**TASK STATEMENT**
Starting with the line that contains "Extract the structured", set down each line through the end of the entries below, exactly and with nothing added.
┄┄┄┄┄┄
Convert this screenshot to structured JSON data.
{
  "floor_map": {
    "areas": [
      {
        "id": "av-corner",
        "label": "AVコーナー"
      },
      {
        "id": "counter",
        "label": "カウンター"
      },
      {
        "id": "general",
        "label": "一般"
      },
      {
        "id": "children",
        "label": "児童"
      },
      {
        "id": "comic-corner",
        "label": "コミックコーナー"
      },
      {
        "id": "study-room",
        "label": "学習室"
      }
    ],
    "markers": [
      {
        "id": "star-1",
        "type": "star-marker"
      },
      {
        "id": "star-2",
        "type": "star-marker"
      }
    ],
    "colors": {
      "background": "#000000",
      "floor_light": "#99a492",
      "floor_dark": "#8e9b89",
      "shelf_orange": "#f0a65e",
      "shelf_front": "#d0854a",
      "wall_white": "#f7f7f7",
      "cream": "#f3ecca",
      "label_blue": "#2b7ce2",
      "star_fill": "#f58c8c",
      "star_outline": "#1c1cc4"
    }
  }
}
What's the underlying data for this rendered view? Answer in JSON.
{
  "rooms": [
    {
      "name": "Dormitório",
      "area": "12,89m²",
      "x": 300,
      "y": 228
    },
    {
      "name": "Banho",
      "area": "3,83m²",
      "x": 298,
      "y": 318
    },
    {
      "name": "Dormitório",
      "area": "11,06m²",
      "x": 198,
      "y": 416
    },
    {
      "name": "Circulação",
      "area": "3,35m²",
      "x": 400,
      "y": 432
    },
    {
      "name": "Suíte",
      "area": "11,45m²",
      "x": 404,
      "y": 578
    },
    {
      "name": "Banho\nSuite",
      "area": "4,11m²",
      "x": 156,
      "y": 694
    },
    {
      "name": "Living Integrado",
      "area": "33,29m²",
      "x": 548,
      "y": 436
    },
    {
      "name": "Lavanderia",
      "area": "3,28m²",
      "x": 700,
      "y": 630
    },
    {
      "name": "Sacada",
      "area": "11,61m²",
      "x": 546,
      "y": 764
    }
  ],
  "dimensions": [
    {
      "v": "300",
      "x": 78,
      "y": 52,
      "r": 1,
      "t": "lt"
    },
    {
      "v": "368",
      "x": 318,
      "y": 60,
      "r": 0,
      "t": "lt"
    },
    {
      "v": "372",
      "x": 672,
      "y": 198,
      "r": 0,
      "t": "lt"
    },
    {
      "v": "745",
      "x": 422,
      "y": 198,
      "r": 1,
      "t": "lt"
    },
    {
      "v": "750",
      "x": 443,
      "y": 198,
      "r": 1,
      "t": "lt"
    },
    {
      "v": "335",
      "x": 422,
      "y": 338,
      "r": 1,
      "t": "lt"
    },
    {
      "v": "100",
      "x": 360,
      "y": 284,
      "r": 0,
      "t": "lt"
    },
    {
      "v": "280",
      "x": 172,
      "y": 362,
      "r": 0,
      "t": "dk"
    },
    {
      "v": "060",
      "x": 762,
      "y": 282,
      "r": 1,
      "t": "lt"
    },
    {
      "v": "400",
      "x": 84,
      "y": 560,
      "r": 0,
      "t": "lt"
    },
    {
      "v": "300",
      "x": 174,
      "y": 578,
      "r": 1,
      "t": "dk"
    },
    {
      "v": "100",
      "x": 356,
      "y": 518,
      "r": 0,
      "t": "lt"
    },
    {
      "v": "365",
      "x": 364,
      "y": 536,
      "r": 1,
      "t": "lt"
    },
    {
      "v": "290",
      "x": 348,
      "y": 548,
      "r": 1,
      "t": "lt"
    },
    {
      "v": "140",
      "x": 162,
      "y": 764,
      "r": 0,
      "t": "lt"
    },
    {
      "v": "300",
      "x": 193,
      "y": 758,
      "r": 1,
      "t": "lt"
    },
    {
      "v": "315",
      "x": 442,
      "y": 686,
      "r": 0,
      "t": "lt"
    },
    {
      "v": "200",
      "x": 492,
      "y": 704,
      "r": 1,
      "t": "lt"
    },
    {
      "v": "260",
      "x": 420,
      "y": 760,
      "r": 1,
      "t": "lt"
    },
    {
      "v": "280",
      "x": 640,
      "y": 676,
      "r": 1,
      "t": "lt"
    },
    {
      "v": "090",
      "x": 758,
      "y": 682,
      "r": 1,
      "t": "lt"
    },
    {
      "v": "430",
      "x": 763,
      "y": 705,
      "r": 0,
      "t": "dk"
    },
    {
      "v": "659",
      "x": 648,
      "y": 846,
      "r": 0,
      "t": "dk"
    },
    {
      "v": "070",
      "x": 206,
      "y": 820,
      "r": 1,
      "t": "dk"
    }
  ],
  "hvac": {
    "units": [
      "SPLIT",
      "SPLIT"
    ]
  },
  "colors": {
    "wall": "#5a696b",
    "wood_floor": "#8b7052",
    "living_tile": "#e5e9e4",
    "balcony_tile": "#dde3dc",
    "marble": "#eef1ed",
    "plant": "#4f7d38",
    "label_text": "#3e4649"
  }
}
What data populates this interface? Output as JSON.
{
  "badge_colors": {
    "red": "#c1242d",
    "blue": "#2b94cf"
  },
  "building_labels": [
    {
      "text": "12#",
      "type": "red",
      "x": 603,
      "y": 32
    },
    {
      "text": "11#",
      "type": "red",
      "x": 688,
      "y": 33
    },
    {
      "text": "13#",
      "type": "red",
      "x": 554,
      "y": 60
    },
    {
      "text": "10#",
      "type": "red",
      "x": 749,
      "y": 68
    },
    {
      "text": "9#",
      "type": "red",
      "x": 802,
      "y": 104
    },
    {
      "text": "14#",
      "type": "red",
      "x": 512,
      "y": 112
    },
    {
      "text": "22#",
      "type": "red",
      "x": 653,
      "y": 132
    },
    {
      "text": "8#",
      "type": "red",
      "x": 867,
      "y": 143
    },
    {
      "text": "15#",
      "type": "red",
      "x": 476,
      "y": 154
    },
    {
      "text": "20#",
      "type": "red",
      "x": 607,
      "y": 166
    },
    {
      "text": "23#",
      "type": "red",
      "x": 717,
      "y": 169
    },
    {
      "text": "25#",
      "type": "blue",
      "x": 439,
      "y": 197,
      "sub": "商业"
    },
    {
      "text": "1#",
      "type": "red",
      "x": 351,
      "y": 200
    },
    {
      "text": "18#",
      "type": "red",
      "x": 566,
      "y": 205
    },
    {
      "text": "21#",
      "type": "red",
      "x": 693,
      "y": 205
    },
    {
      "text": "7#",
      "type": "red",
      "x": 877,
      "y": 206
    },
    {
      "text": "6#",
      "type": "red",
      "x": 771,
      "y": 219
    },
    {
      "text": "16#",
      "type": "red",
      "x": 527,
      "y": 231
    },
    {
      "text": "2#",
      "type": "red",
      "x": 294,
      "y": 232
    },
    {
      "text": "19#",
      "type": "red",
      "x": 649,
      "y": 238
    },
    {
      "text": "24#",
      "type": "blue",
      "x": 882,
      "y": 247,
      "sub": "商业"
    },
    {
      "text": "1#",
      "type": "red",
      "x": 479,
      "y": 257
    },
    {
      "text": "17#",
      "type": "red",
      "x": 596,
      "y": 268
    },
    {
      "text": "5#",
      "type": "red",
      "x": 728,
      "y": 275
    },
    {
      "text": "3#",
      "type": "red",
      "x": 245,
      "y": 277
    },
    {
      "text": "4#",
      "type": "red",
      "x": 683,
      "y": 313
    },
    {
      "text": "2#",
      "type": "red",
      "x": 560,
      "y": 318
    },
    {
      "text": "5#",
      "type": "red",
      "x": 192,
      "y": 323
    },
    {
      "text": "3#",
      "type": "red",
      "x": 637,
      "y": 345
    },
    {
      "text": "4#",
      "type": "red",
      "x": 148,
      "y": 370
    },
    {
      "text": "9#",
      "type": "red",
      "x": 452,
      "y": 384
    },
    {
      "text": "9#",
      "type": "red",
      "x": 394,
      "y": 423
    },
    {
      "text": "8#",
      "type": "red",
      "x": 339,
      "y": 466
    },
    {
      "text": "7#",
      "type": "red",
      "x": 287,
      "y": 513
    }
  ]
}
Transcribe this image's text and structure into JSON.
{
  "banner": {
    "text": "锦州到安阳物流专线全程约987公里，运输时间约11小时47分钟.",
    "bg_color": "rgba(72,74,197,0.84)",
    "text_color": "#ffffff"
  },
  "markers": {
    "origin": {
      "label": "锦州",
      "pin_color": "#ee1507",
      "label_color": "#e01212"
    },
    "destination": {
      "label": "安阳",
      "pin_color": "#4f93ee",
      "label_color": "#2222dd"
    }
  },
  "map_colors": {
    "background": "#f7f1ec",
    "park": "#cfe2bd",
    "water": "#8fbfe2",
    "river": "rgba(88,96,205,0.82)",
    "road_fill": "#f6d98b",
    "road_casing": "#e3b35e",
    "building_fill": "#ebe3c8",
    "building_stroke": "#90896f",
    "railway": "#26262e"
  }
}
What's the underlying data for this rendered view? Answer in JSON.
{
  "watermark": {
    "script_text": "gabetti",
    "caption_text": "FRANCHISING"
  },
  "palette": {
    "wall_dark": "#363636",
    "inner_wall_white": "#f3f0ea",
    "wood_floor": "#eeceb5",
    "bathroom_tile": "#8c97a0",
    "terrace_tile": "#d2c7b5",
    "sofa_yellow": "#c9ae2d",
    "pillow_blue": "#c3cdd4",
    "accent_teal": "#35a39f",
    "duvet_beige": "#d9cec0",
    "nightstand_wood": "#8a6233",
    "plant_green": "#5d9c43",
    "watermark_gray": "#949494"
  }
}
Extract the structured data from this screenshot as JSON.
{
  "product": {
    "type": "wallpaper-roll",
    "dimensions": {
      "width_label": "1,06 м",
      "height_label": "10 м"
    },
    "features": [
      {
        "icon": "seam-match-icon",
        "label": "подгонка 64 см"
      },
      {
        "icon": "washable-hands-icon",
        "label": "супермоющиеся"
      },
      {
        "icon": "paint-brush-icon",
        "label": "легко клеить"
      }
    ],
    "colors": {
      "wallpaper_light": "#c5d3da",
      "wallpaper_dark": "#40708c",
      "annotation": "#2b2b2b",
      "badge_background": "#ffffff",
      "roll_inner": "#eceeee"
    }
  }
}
┄┄┄┄┄┄
**EXERCISE OUTPUT**
Extract the structured data from this screenshot as JSON.
{
  "product": {
    "type": "wallpaper-roll",
    "dimensions": {
      "width_label": "1,06 м",
      "height_label": "10 м"
    },
    "features": [
      {
        "icon": "seam-match-icon",
        "label": "подгонка 64 см"
      },
      {
        "icon": "washable-hands-icon",
        "label": "супермоющиеся"
      },
      {
        "icon": "paint-brush-icon",
        "label": "легко клеить"
      }
    ],
    "colors": {
      "wallpaper_light": "#c5d3da",
      "wallpaper_dark": "#40708c",
      "annotation": "#2b2b2b",
      "badge_background": "#ffffff",
      "roll_inner": "#eceeee"
    }
  }
}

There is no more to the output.